**Task requirements**
In the listing below, find every line containing "name" and copy it out.

[A run of records]

BEGIN

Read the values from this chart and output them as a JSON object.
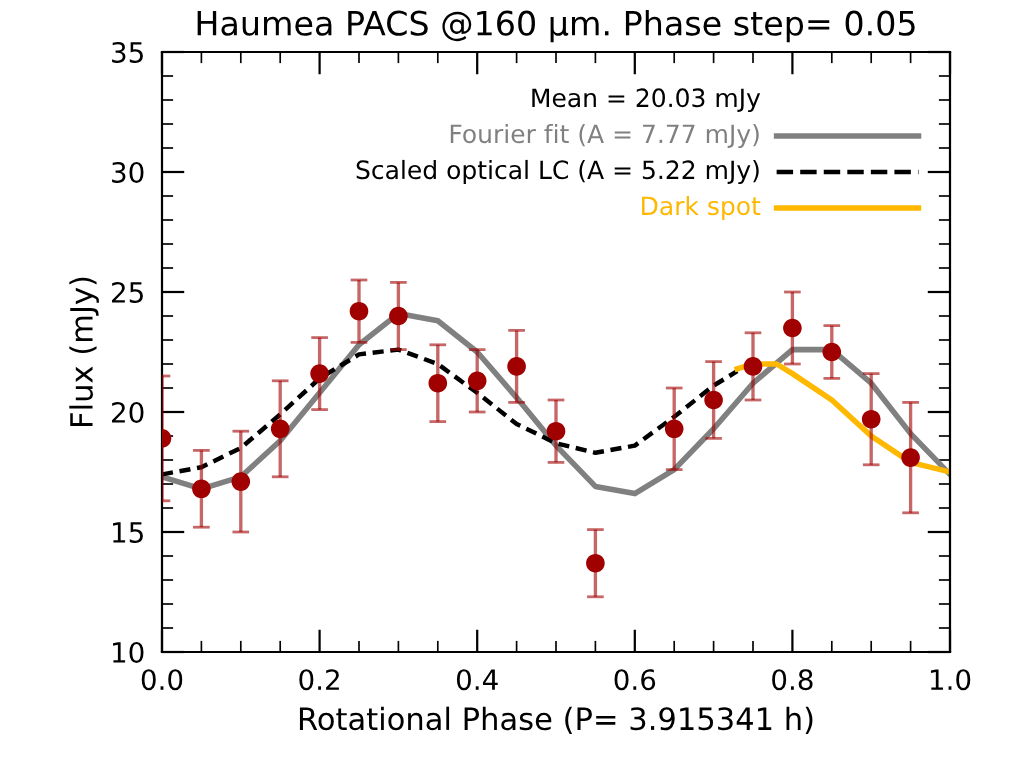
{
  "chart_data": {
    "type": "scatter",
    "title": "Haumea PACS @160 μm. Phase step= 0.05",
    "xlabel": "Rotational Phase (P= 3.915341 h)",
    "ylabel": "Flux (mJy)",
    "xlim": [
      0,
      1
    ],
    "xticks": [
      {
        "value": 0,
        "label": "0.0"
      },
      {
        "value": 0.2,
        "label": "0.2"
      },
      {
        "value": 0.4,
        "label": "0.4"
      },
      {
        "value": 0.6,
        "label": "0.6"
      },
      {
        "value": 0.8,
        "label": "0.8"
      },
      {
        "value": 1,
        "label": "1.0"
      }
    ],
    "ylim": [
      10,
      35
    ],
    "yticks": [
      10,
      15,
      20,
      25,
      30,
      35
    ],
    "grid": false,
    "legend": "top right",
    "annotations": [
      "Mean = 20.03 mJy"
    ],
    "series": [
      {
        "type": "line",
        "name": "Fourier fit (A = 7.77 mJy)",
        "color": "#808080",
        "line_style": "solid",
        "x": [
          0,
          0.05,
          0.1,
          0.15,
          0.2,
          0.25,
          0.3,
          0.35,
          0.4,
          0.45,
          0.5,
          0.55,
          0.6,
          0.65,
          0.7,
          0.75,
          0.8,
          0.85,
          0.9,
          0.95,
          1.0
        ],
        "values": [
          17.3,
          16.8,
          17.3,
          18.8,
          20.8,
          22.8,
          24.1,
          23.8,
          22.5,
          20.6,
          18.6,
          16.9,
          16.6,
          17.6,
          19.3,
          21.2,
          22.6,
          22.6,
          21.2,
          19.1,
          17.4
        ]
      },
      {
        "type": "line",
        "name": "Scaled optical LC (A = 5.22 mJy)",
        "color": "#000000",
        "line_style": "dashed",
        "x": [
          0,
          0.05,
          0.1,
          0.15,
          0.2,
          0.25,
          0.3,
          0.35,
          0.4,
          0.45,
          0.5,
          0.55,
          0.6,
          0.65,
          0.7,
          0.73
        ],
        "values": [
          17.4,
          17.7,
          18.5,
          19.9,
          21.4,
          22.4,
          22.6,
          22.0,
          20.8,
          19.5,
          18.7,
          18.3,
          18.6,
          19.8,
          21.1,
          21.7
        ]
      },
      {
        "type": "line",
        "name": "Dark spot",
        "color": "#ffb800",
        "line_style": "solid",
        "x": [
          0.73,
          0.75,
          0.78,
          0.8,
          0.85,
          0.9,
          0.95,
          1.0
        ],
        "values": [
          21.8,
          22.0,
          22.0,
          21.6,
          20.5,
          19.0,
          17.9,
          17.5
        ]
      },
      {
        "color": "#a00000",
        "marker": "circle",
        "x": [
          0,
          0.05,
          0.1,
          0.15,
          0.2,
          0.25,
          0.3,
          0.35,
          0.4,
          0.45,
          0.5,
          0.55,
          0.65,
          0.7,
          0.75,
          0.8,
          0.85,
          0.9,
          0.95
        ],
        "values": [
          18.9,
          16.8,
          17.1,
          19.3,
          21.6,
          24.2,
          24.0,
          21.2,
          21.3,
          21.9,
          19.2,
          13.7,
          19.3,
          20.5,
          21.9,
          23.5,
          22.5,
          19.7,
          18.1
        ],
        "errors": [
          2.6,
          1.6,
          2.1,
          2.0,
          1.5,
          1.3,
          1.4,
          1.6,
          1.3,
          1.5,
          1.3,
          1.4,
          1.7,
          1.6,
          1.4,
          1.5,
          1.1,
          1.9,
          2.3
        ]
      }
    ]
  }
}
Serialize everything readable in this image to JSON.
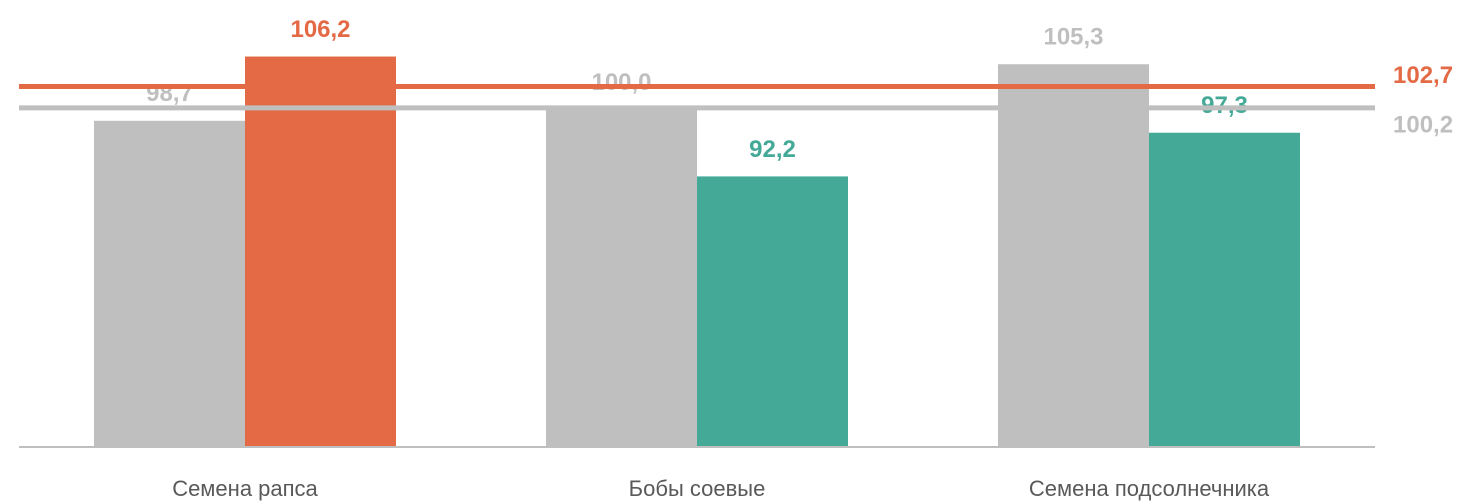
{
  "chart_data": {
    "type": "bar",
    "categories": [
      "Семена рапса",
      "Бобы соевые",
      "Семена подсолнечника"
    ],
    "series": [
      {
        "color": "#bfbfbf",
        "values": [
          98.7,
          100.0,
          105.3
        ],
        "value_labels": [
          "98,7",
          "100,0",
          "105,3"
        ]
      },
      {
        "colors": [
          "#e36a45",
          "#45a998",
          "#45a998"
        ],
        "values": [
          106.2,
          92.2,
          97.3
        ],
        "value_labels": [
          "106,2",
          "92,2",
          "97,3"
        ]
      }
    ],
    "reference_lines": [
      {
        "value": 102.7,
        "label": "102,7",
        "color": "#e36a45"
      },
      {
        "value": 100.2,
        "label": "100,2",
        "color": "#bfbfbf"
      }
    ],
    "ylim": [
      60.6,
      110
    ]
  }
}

END

**Answer in full**
        "name": "Fourier fit (A = 7.77 mJy)",
        "name": "Scaled optical LC (A = 5.22 mJy)",
        "name": "Dark spot",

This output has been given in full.